#### SOURCE
>>>>>

Lejzor Ilia (also "Ilja") Szrajbman (April 25, 1907 – 1943) was a Polish Olympic freestyle swimmer. In 1935, he was the Polish 400m freestyle champion. He competed in the 1935 Maccabiah Games in Mandatory Palestine, and for Poland at the 1936 Summer Olympics in Berlin, Germany. In 1938, he won a gold medal in the Polish 4x200m relay freestyle championship.  Szrajbman was murdered in 1943 in the Majdanek concentration camp.

Biography
Szrajbman was born in Warsaw, Poland. His parents were Lejzor and Masha. He attended Waclaw Szwedkowski Boys Junior High School in Siedlce, Poland. He served as an officer in the Polish 9th Light Artillery Regiment.

He was a Jewish Academic Sports Association and Legia swimmer. In 1935, Szrajbman won the Polish 400m freestyle championship.

Szrajbman was Jewish, and competed in the 1935 Maccabiah Games in Mandatory Palestine.

He competed for Poland at the 1936 Summer Olympics in the men's 4 × 200 metres freestyle relay in Berlin, Germany.

<<<<<

#### DATA SHOWN
>>>>>

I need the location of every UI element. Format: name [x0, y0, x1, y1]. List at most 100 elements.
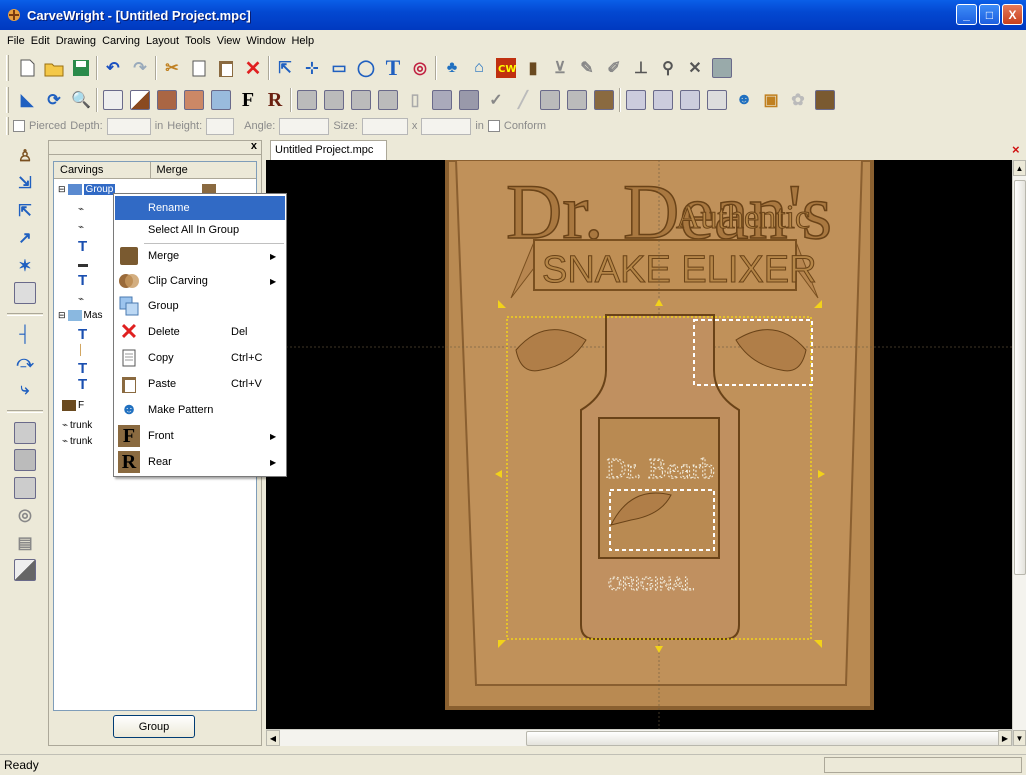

<<<<<

#### YOUR OBJECTIVE
Return the passage of the swimmer's biography from "Lejzor Ilia (also" up to and including "in Mandatory Palestine.", copied word for word.

#### REPLY
Lejzor Ilia (also "Ilja") Szrajbman (April 25, 1907 – 1943) was a Polish Olympic freestyle swimmer. In 1935, he was the Polish 400m freestyle champion. He competed in the 1935 Maccabiah Games in Mandatory Palestine, and for Poland at the 1936 Summer Olympics in Berlin, Germany. In 1938, he won a gold medal in the Polish 4x200m relay freestyle championship.  Szrajbman was murdered in 1943 in the Majdanek concentration camp.

Biography
Szrajbman was born in Warsaw, Poland. His parents were Lejzor and Masha. He attended Waclaw Szwedkowski Boys Junior High School in Siedlce, Poland. He served as an officer in the Polish 9th Light Artillery Regiment.

He was a Jewish Academic Sports Association and Legia swimmer. In 1935, Szrajbman won the Polish 400m freestyle championship.

Szrajbman was Jewish, and competed in the 1935 Maccabiah Games in Mandatory Palestine.